TO DO = Without the pictures, print each of the records below exactly as it appears.

SUPPLIED MATERIAL =
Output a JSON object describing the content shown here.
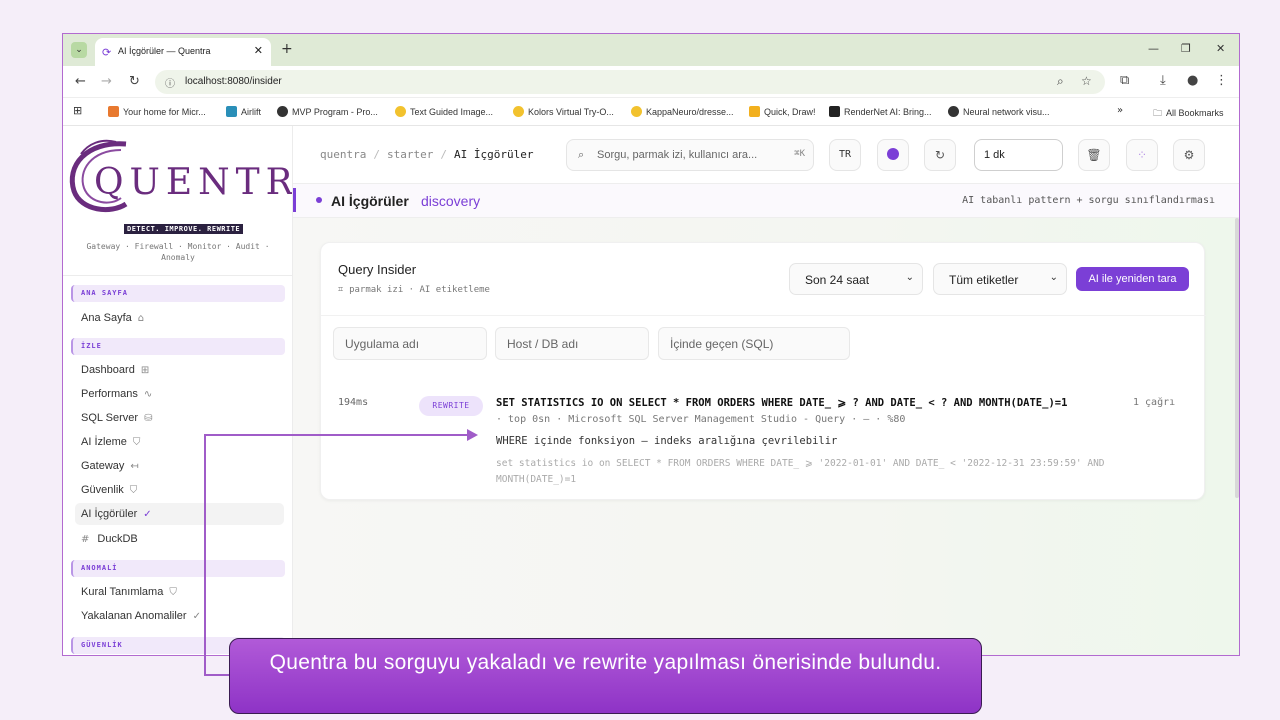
{
  "browser": {
    "tab_title": "AI İçgörüler — Quentra",
    "url": "localhost:8080/insider",
    "bookmarks": [
      {
        "label": "Your home for Micr...",
        "color": "#e8792f"
      },
      {
        "label": "Airlift",
        "color": "#2a8fb8"
      },
      {
        "label": "MVP Program - Pro...",
        "color": "#333333"
      },
      {
        "label": "Text Guided Image...",
        "color": "#f2c22e"
      },
      {
        "label": "Kolors Virtual Try-O...",
        "color": "#f2c22e"
      },
      {
        "label": "KappaNeuro/dresse...",
        "color": "#f2c22e"
      },
      {
        "label": "Quick, Draw!",
        "color": "#f2b01e"
      },
      {
        "label": "RenderNet AI: Bring...",
        "color": "#222222"
      },
      {
        "label": "Neural network visu...",
        "color": "#333333"
      }
    ],
    "all_bookmarks": "All Bookmarks"
  },
  "sidebar": {
    "logo_text": "QUENTRA",
    "tagline": "DETECT. IMPROVE. REWRITE",
    "subtag": "Gateway · Firewall · Monitor · Audit · Anomaly",
    "sections": {
      "home": "ANA SAYFA",
      "monitor": "İZLE",
      "anomaly": "ANOMALİ",
      "security": "GÜVENLİK"
    },
    "items": {
      "home": "Ana Sayfa",
      "dashboard": "Dashboard",
      "performance": "Performans",
      "sqlserver": "SQL Server",
      "ai_monitor": "AI İzleme",
      "gateway": "Gateway",
      "security": "Güvenlik",
      "ai_insights": "AI İçgörüler",
      "duckdb": "DuckDB",
      "rules": "Kural Tanımlama",
      "anomalies": "Yakalanan Anomaliler"
    }
  },
  "topbar": {
    "crumbs": [
      "quentra",
      "starter",
      "AI İçgörüler"
    ],
    "search_placeholder": "Sorgu, parmak izi, kullanıcı ara...",
    "search_kbd": "⌘K",
    "lang": "TR",
    "interval": "1 dk"
  },
  "page": {
    "title": "AI İçgörüler",
    "subtitle": "discovery",
    "right_text": "AI tabanlı pattern + sorgu sınıflandırması"
  },
  "card": {
    "title": "Query Insider",
    "subtitle": "parmak izi · AI etiketleme",
    "time_range": "Son 24 saat",
    "tags": "Tüm etiketler",
    "rescan_button": "AI ile yeniden tara",
    "filters": {
      "app": "Uygulama adı",
      "host": "Host / DB adı",
      "sql": "İçinde geçen (SQL)"
    }
  },
  "query": {
    "duration": "194ms",
    "badge": "REWRITE",
    "sql": "SET STATISTICS IO ON SELECT * FROM ORDERS WHERE DATE_ ⩾ ? AND DATE_ < ? AND MONTH(DATE_)=1",
    "calls": "1 çağrı",
    "meta": "· top 0sn · Microsoft SQL Server Management Studio - Query · — · %80",
    "reason": "WHERE içinde fonksiyon — indeks aralığına çevrilebilir",
    "raw": "set statistics io on SELECT * FROM ORDERS WHERE DATE_ ⩾ '2022-01-01' AND DATE_ < '2022-12-31 23:59:59' AND MONTH(DATE_)=1"
  },
  "callout": {
    "text": "Quentra bu sorguyu yakaladı ve rewrite yapılması önerisinde bulundu."
  },
  "colors": {
    "accent": "#7b3fd6",
    "logo": "#6a2c7e",
    "callout": "#a04ccf"
  }
}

SOLUTION TO THE PROBLEM =
Output a JSON object describing the content shown here.
{
  "browser": {
    "tab_title": "AI İçgörüler — Quentra",
    "url": "localhost:8080/insider",
    "bookmarks": [
      {
        "label": "Your home for Micr...",
        "color": "#e8792f"
      },
      {
        "label": "Airlift",
        "color": "#2a8fb8"
      },
      {
        "label": "MVP Program - Pro...",
        "color": "#333333"
      },
      {
        "label": "Text Guided Image...",
        "color": "#f2c22e"
      },
      {
        "label": "Kolors Virtual Try-O...",
        "color": "#f2c22e"
      },
      {
        "label": "KappaNeuro/dresse...",
        "color": "#f2c22e"
      },
      {
        "label": "Quick, Draw!",
        "color": "#f2b01e"
      },
      {
        "label": "RenderNet AI: Bring...",
        "color": "#222222"
      },
      {
        "label": "Neural network visu...",
        "color": "#333333"
      }
    ],
    "all_bookmarks": "All Bookmarks"
  },
  "sidebar": {
    "logo_text": "QUENTRA",
    "tagline": "DETECT. IMPROVE. REWRITE",
    "subtag": "Gateway · Firewall · Monitor · Audit · Anomaly",
    "sections": {
      "home": "ANA SAYFA",
      "monitor": "İZLE",
      "anomaly": "ANOMALİ",
      "security": "GÜVENLİK"
    },
    "items": {
      "home": "Ana Sayfa",
      "dashboard": "Dashboard",
      "performance": "Performans",
      "sqlserver": "SQL Server",
      "ai_monitor": "AI İzleme",
      "gateway": "Gateway",
      "security": "Güvenlik",
      "ai_insights": "AI İçgörüler",
      "duckdb": "DuckDB",
      "rules": "Kural Tanımlama",
      "anomalies": "Yakalanan Anomaliler"
    }
  },
  "topbar": {
    "crumbs": [
      "quentra",
      "starter",
      "AI İçgörüler"
    ],
    "search_placeholder": "Sorgu, parmak izi, kullanıcı ara...",
    "search_kbd": "⌘K",
    "lang": "TR",
    "interval": "1 dk"
  },
  "page": {
    "title": "AI İçgörüler",
    "subtitle": "discovery",
    "right_text": "AI tabanlı pattern + sorgu sınıflandırması"
  },
  "card": {
    "title": "Query Insider",
    "subtitle": "parmak izi · AI etiketleme",
    "time_range": "Son 24 saat",
    "tags": "Tüm etiketler",
    "rescan_button": "AI ile yeniden tara",
    "filters": {
      "app": "Uygulama adı",
      "host": "Host / DB adı",
      "sql": "İçinde geçen (SQL)"
    }
  },
  "query": {
    "duration": "194ms",
    "badge": "REWRITE",
    "sql": "SET STATISTICS IO ON SELECT * FROM ORDERS WHERE DATE_ ⩾ ? AND DATE_ < ? AND MONTH(DATE_)=1",
    "calls": "1 çağrı",
    "meta": "· top 0sn · Microsoft SQL Server Management Studio - Query · — · %80",
    "reason": "WHERE içinde fonksiyon — indeks aralığına çevrilebilir",
    "raw": "set statistics io on SELECT * FROM ORDERS WHERE DATE_ ⩾ '2022-01-01' AND DATE_ < '2022-12-31 23:59:59' AND MONTH(DATE_)=1"
  },
  "callout": {
    "text": "Quentra bu sorguyu yakaladı ve rewrite yapılması önerisinde bulundu."
  },
  "colors": {
    "accent": "#7b3fd6",
    "logo": "#6a2c7e",
    "callout": "#a04ccf"
  }
}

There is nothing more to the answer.